_AIM:_
Reproduce every one of the following rows word for word, leaving nothing out and changing nothing.

— start of DATA FOR PROCESSING —

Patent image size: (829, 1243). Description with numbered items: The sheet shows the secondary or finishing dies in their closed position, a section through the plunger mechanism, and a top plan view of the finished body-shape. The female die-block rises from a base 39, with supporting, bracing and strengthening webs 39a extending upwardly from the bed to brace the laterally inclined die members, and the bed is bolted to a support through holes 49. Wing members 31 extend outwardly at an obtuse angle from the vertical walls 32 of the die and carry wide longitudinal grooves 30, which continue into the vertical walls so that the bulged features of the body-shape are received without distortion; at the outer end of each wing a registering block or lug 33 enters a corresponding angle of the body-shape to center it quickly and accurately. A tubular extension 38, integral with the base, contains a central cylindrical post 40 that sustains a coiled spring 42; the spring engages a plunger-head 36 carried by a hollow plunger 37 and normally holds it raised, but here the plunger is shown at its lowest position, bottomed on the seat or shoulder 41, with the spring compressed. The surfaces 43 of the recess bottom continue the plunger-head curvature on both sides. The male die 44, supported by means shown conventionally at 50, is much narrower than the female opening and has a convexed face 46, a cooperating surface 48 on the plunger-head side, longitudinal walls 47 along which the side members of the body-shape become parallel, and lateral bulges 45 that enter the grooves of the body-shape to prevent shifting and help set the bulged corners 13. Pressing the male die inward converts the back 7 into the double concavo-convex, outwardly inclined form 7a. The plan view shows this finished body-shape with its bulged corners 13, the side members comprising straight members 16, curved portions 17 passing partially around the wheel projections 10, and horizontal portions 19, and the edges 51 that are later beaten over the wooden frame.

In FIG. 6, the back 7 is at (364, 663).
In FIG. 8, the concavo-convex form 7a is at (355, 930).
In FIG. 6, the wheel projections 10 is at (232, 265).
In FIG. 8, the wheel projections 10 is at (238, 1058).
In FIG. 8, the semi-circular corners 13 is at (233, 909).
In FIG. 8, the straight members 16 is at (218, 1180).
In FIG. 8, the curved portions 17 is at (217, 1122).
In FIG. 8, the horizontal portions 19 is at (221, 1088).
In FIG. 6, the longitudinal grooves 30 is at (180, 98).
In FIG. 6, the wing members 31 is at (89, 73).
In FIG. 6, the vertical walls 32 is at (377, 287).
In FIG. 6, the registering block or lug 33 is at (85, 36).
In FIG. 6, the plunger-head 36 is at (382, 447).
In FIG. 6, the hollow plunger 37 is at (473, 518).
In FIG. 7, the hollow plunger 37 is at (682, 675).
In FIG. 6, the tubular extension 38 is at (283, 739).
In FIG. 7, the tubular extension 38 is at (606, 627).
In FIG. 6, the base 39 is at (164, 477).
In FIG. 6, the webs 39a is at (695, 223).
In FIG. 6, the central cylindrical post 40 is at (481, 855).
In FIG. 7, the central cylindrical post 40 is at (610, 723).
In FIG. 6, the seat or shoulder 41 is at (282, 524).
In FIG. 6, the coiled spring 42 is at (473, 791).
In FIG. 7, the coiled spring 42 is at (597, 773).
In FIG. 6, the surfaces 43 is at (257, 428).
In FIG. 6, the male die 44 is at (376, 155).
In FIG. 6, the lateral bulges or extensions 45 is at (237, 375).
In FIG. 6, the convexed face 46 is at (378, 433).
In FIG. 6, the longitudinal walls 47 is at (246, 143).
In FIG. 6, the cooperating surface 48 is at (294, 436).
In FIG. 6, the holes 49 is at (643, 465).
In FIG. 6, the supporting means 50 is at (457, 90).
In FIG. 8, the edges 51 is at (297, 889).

— end of DATA FOR PROCESSING —

_WRITTEN ANSWER:_
Patent image size: (829, 1243). Description with numbered items: The sheet shows the secondary or finishing dies in their closed position, a section through the plunger mechanism, and a top plan view of the finished body-shape. The female die-block rises from a base 39, with supporting, bracing and strengthening webs 39a extending upwardly from the bed to brace the laterally inclined die members, and the bed is bolted to a support through holes 49. Wing members 31 extend outwardly at an obtuse angle from the vertical walls 32 of the die and carry wide longitudinal grooves 30, which continue into the vertical walls so that the bulged features of the body-shape are received without distortion; at the outer end of each wing a registering block or lug 33 enters a corresponding angle of the body-shape to center it quickly and accurately. A tubular extension 38, integral with the base, contains a central cylindrical post 40 that sustains a coiled spring 42; the spring engages a plunger-head 36 carried by a hollow plunger 37 and normally holds it raised, but here the plunger is shown at its lowest position, bottomed on the seat or shoulder 41, with the spring compressed. The surfaces 43 of the recess bottom continue the plunger-head curvature on both sides. The male die 44, supported by means shown conventionally at 50, is much narrower than the female opening and has a convexed face 46, a cooperating surface 48 on the plunger-head side, longitudinal walls 47 along which the side members of the body-shape become parallel, and lateral bulges 45 that enter the grooves of the body-shape to prevent shifting and help set the bulged corners 13. Pressing the male die inward converts the back 7 into the double concavo-convex, outwardly inclined form 7a. The plan view shows this finished body-shape with its bulged corners 13, the side members comprising straight members 16, curved portions 17 passing partially around the wheel projections 10, and horizontal portions 19, and the edges 51 that are later beaten over the wooden frame.

In FIG. 6, the back 7 is at (364, 663).
In FIG. 8, the concavo-convex form 7a is at (355, 930).
In FIG. 6, the wheel projections 10 is at (232, 265).
In FIG. 8, the wheel projections 10 is at (238, 1058).
In FIG. 8, the semi-circular corners 13 is at (233, 909).
In FIG. 8, the straight members 16 is at (218, 1180).
In FIG. 8, the curved portions 17 is at (217, 1122).
In FIG. 8, the horizontal portions 19 is at (221, 1088).
In FIG. 6, the longitudinal grooves 30 is at (180, 98).
In FIG. 6, the wing members 31 is at (89, 73).
In FIG. 6, the vertical walls 32 is at (377, 287).
In FIG. 6, the registering block or lug 33 is at (85, 36).
In FIG. 6, the plunger-head 36 is at (382, 447).
In FIG. 6, the hollow plunger 37 is at (473, 518).
In FIG. 7, the hollow plunger 37 is at (682, 675).
In FIG. 6, the tubular extension 38 is at (283, 739).
In FIG. 7, the tubular extension 38 is at (606, 627).
In FIG. 6, the base 39 is at (164, 477).
In FIG. 6, the webs 39a is at (695, 223).
In FIG. 6, the central cylindrical post 40 is at (481, 855).
In FIG. 7, the central cylindrical post 40 is at (610, 723).
In FIG. 6, the seat or shoulder 41 is at (282, 524).
In FIG. 6, the coiled spring 42 is at (473, 791).
In FIG. 7, the coiled spring 42 is at (597, 773).
In FIG. 6, the surfaces 43 is at (257, 428).
In FIG. 6, the male die 44 is at (376, 155).
In FIG. 6, the lateral bulges or extensions 45 is at (237, 375).
In FIG. 6, the convexed face 46 is at (378, 433).
In FIG. 6, the longitudinal walls 47 is at (246, 143).
In FIG. 6, the cooperating surface 48 is at (294, 436).
In FIG. 6, the holes 49 is at (643, 465).
In FIG. 6, the supporting means 50 is at (457, 90).
In FIG. 8, the edges 51 is at (297, 889).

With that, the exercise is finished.